Could you write out the lines below word for word, leaving out the pictures?

-- DATASET EXCERPTS start --

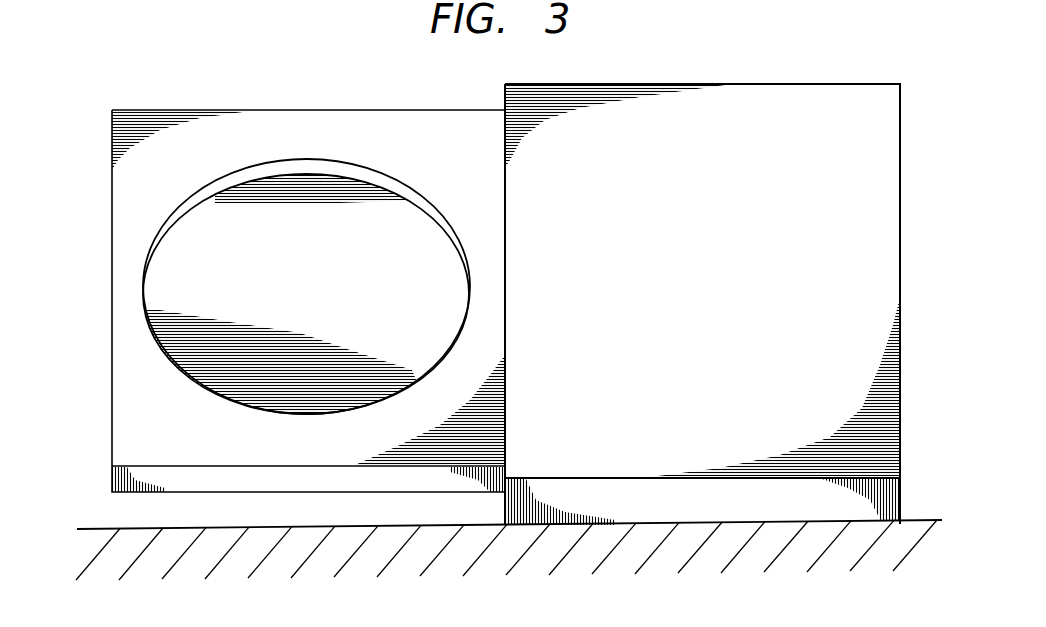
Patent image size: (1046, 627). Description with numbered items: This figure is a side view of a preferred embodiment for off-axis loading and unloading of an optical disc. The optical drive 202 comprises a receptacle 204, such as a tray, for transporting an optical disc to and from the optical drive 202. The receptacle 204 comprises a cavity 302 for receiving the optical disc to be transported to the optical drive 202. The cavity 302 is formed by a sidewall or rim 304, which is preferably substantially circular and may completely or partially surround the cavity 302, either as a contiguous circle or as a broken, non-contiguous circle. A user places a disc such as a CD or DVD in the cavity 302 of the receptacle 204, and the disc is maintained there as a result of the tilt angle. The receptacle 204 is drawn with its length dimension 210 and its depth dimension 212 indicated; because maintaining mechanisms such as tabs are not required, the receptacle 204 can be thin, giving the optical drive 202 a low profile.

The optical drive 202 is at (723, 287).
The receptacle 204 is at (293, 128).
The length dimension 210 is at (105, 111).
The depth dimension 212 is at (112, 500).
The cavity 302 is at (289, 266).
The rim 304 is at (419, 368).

-- DATASET EXCERPTS end --

## OUTPUT
Patent image size: (1046, 627). Description with numbered items: This figure is a side view of a preferred embodiment for off-axis loading and unloading of an optical disc. The optical drive 202 comprises a receptacle 204, such as a tray, for transporting an optical disc to and from the optical drive 202. The receptacle 204 comprises a cavity 302 for receiving the optical disc to be transported to the optical drive 202. The cavity 302 is formed by a sidewall or rim 304, which is preferably substantially circular and may completely or partially surround the cavity 302, either as a contiguous circle or as a broken, non-contiguous circle. A user places a disc such as a CD or DVD in the cavity 302 of the receptacle 204, and the disc is maintained there as a result of the tilt angle. The receptacle 204 is drawn with its length dimension 210 and its depth dimension 212 indicated; because maintaining mechanisms such as tabs are not required, the receptacle 204 can be thin, giving the optical drive 202 a low profile.

The optical drive 202 is at (723, 287).
The receptacle 204 is at (293, 128).
The length dimension 210 is at (105, 111).
The depth dimension 212 is at (112, 500).
The cavity 302 is at (289, 266).
The rim 304 is at (419, 368).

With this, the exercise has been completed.